### TAREA BREVE
Edita las líneas de los datos que van desde el comienzo hasta la línea que contiene "info-card-text: Alla hundar har", ambas incluidas, y reprodúcelas sustituyendo "dog-image-placeholder" por "pet-image-placeholder" sin cambiar nada más.

### DATOS PROPORCIONADOS
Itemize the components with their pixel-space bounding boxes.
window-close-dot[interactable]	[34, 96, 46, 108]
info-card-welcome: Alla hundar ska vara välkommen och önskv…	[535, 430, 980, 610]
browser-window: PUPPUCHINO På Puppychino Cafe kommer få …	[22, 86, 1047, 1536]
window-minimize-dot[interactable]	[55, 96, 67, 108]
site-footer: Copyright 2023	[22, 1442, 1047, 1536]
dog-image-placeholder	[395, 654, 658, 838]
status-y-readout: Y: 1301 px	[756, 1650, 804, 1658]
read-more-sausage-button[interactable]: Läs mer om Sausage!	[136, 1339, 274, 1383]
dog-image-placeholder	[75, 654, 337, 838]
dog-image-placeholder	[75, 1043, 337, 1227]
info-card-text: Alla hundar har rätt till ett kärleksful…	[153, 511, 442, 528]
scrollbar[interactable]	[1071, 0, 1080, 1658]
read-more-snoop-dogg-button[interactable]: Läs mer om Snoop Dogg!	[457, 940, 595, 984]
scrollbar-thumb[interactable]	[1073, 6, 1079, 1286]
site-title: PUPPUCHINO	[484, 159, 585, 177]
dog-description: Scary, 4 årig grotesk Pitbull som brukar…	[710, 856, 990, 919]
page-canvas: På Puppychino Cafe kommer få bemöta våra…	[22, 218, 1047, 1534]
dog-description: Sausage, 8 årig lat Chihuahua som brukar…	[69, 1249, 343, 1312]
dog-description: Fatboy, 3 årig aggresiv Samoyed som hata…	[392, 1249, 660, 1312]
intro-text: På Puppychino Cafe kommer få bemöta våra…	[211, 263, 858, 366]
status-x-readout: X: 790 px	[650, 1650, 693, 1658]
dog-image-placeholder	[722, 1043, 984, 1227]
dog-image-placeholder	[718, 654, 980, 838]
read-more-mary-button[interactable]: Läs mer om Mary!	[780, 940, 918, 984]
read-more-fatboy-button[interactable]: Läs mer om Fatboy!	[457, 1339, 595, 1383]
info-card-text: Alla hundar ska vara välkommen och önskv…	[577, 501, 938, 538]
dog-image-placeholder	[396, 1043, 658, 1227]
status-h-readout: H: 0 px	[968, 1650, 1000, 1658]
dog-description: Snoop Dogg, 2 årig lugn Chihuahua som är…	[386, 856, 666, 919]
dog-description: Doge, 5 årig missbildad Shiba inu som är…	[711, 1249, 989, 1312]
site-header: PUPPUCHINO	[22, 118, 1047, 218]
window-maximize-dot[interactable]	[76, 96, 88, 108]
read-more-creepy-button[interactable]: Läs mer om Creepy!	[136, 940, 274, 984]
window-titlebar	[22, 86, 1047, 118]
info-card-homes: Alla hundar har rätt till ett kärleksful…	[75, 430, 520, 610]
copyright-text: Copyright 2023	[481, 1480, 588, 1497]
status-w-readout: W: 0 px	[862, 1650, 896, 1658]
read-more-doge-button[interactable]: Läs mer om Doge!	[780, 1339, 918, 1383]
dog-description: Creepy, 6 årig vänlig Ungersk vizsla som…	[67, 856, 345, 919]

### RESULTADO
Itemize the components with their pixel-space bounding boxes.
window-close-dot[interactable]	[34, 96, 46, 108]
info-card-welcome: Alla hundar ska vara välkommen och önskv…	[535, 430, 980, 610]
browser-window: PUPPUCHINO På Puppychino Cafe kommer få …	[22, 86, 1047, 1536]
window-minimize-dot[interactable]	[55, 96, 67, 108]
site-footer: Copyright 2023	[22, 1442, 1047, 1536]
pet-image-placeholder	[395, 654, 658, 838]
status-y-readout: Y: 1301 px	[756, 1650, 804, 1658]
read-more-sausage-button[interactable]: Läs mer om Sausage!	[136, 1339, 274, 1383]
pet-image-placeholder	[75, 654, 337, 838]
pet-image-placeholder	[75, 1043, 337, 1227]
info-card-text: Alla hundar har rätt till ett kärleksful…	[153, 511, 442, 528]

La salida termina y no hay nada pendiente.